### Proposta da atividade
De acordo com o trecho sobre a mitologia Baniwa, quem criou a terra?

### Trecho original
---
Keywords: mythology; Baniwa ethnic group; Negro river; Amazonas; sustainability.

O 'mundo sustentável' dos povos indígenas já existia antes da chegada dos colonizadores. Por isso talvez seja difícil para nós, com os nossos conhecimentos, aceitar esse ideal de 'sustentável'. Os conhecimentos tradicionais dos povos indígenas, no Brasil e no mundo, sempre foram adequados à realidade em que viviam, mas esses conhecimentos foram muito alterados pelo povo não-indígena. Esse povo não-indígena é branco (yalanawinai, em Baniwa) e é dominante no mundo que deveria ser sustentável.

Os brancos não se restringem à alteração dos conhecimentos. Eles roubavam e ainda roubam esses conhecimentos, além de matar muitos povos desta terra. Alteraram a natureza, que para nós é como uma casa que deveria ser cuidada. Hoje, como conseqüência, o mundo vê que seu destino é a destruição, com o chamado aquecimento global cada vez mais real.

Quem é responsável por isso? O mundo capitalista. Mas o fato é que o mundo vai acabar mesmo! Na mitologia Baniwa também existe essa previsão: os mais poderosos de hoje podem ser os mais pobres de amanhã. Ao falar das conquistas, nossa mitologia mostra que esse 'acabar o mundo' equivale a uma inversão de valores. Para os Baniwa, a terra foi criada pelo Heeko, e ele continua vendo o que está se passando aqui. Os homens não cuidam de si, destroem a si mesmos quando acham que estão 'bem de vida' neste mundo.
---
### Dados fornecidos

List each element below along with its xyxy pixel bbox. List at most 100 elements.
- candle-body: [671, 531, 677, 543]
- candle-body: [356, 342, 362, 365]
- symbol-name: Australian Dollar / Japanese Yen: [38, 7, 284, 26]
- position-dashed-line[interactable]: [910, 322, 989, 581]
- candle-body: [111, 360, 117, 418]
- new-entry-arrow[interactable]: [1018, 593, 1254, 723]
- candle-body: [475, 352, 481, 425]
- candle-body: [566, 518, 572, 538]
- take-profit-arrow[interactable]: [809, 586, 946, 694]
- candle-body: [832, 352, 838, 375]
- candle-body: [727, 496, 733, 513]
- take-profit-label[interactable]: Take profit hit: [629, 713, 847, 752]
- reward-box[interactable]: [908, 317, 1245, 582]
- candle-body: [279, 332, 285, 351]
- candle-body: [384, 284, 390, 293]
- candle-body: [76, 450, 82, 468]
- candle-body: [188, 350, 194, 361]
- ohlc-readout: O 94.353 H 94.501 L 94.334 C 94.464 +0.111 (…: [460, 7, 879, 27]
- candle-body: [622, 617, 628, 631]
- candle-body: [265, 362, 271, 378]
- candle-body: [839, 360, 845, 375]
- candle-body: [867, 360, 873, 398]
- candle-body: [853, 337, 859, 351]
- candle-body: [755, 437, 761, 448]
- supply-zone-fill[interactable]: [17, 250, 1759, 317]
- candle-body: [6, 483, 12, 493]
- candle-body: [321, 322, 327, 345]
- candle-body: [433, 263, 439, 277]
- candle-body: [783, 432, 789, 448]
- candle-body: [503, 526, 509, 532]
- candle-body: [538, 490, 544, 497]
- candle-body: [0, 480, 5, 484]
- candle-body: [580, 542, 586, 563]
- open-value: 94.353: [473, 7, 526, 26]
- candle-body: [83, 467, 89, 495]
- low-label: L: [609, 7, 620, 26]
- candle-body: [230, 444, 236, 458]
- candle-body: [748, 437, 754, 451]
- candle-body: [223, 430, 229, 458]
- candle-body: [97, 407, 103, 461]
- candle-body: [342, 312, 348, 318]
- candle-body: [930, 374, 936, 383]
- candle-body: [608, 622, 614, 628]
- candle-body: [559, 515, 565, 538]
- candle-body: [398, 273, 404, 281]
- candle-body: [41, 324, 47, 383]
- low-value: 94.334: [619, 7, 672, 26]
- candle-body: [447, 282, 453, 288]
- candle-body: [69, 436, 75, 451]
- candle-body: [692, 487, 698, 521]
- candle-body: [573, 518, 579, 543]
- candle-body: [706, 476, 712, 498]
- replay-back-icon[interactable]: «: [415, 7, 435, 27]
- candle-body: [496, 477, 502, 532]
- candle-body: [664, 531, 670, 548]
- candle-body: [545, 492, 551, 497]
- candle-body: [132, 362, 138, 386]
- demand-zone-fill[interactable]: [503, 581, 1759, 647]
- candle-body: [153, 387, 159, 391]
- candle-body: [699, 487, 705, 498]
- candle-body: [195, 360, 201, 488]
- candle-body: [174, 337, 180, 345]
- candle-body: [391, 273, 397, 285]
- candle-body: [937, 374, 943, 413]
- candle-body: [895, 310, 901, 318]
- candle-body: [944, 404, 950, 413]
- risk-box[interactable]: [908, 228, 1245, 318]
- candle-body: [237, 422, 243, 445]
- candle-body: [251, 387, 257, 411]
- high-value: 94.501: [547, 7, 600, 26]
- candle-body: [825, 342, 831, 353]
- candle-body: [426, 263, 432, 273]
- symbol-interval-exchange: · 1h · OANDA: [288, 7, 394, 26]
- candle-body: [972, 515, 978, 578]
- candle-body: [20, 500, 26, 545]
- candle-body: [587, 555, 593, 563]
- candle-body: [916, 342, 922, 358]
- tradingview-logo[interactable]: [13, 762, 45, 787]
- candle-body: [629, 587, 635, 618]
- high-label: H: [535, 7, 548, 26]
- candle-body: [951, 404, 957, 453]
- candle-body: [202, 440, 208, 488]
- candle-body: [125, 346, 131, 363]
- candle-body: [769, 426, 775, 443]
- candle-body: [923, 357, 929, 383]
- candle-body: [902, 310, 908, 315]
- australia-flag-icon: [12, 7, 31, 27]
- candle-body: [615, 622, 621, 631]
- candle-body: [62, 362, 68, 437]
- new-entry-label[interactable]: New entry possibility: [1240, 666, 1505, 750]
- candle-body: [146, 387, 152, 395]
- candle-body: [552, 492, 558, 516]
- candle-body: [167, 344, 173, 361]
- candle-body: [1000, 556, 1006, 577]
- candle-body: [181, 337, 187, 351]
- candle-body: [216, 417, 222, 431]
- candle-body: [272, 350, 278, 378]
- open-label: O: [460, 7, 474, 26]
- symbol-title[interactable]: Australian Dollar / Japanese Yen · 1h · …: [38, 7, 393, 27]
---
### Resposta
O Heeko.